◆ Collected data entries
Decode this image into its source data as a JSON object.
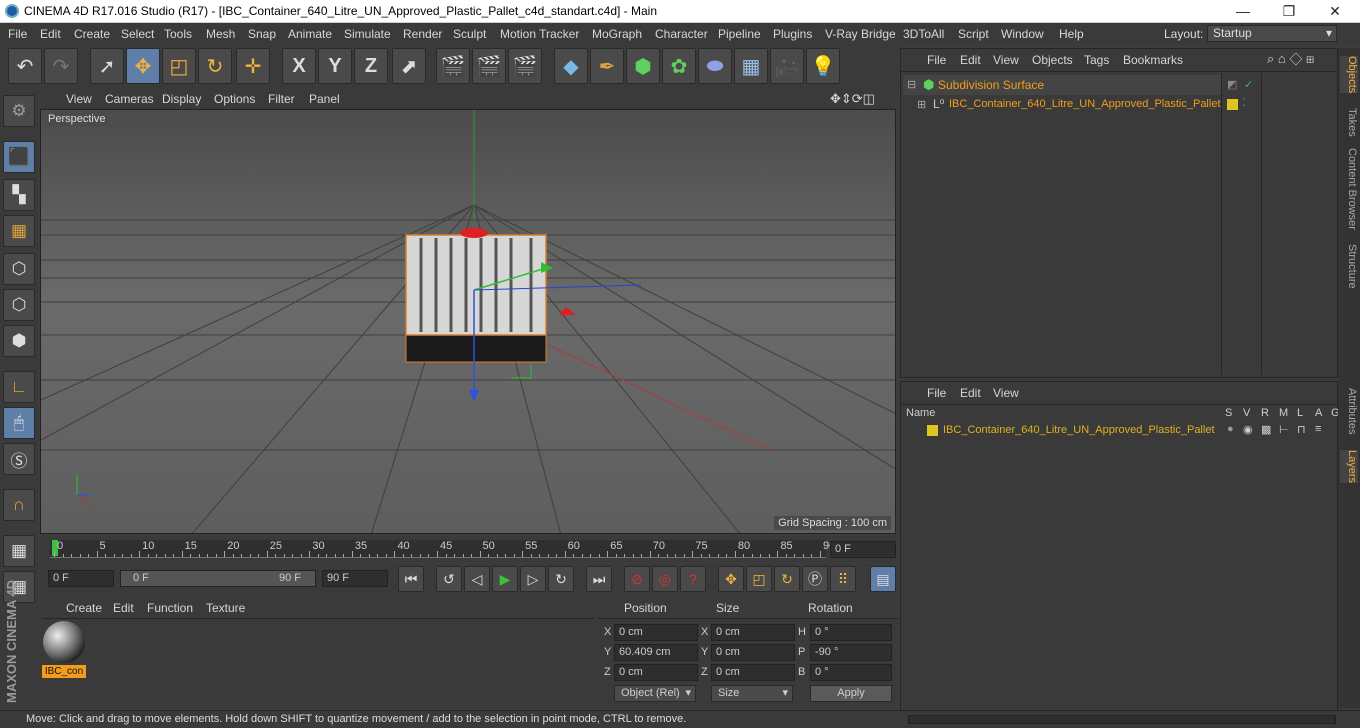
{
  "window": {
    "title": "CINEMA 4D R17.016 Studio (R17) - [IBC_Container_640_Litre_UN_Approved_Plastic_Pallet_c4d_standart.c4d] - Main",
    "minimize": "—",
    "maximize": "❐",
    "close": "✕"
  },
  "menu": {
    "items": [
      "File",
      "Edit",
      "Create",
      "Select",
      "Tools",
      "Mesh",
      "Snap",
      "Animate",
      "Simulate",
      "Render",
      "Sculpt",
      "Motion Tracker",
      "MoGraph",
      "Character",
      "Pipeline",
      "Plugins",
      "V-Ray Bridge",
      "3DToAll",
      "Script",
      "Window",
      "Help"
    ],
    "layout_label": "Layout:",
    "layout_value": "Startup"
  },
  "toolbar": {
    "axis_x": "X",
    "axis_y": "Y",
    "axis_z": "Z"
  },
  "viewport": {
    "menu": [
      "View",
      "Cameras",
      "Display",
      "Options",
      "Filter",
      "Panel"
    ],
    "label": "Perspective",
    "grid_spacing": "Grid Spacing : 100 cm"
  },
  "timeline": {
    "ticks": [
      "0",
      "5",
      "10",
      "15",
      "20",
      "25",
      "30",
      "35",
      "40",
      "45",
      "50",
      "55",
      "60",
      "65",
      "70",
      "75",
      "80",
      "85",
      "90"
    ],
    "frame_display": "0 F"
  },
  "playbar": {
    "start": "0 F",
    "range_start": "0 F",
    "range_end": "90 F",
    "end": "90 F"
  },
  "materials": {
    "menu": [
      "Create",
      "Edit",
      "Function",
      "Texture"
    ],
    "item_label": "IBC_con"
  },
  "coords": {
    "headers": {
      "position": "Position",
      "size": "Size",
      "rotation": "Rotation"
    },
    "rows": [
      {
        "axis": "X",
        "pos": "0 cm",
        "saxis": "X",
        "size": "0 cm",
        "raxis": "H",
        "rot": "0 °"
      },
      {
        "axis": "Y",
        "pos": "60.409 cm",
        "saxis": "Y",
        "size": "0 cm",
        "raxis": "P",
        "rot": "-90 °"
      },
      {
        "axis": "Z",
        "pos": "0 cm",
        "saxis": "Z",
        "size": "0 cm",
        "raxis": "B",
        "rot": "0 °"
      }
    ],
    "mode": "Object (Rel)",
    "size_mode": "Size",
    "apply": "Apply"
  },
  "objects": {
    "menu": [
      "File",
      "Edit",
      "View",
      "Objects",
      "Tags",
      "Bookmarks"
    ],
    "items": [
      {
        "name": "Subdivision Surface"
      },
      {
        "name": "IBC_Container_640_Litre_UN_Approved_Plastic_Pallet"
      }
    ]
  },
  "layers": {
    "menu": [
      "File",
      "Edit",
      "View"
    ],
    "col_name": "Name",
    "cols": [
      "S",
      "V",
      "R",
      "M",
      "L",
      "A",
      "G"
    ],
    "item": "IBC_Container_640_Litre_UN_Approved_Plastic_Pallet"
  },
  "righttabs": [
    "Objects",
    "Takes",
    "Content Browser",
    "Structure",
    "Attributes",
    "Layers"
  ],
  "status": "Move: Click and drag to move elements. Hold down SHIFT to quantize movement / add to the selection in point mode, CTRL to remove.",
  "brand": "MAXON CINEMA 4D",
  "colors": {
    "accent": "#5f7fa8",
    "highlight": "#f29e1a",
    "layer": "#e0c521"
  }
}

---

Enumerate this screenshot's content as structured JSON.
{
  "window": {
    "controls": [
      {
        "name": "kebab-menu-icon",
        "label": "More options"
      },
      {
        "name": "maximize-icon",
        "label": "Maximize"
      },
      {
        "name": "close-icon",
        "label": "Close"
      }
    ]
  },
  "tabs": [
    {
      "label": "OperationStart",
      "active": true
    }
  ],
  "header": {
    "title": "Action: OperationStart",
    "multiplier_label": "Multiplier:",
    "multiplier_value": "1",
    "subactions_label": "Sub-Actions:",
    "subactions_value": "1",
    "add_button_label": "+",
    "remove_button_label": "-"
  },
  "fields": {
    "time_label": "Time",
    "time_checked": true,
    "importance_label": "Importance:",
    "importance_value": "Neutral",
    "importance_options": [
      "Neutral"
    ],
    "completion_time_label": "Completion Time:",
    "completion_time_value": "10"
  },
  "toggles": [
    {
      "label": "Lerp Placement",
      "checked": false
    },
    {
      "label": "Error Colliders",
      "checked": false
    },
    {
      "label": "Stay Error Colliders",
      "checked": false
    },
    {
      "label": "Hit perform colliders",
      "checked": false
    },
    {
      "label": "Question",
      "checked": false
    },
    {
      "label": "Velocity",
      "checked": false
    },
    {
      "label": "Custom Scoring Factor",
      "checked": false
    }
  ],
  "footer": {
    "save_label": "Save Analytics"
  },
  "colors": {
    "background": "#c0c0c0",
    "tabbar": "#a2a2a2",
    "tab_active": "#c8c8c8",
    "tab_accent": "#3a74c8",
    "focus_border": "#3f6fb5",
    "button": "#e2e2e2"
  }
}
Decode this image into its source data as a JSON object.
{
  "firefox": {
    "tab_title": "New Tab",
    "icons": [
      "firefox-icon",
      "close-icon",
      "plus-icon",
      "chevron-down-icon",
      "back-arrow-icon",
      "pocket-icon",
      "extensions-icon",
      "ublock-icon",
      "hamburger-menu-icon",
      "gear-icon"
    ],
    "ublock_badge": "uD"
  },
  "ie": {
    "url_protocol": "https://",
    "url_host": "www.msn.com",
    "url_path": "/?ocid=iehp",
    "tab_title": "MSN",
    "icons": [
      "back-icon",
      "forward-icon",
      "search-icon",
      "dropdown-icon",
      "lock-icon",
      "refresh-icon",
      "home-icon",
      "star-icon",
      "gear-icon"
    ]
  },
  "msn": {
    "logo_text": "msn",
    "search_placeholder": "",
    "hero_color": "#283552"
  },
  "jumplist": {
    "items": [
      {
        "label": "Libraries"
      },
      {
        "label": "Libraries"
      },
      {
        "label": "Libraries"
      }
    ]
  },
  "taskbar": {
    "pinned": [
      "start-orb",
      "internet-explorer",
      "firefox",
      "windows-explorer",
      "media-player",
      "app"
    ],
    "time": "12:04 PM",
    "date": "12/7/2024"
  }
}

◆ Task to carry out
Tally up the lines in the records that contain the word "explorer" and give only the total.

◆ Answer to the problem
2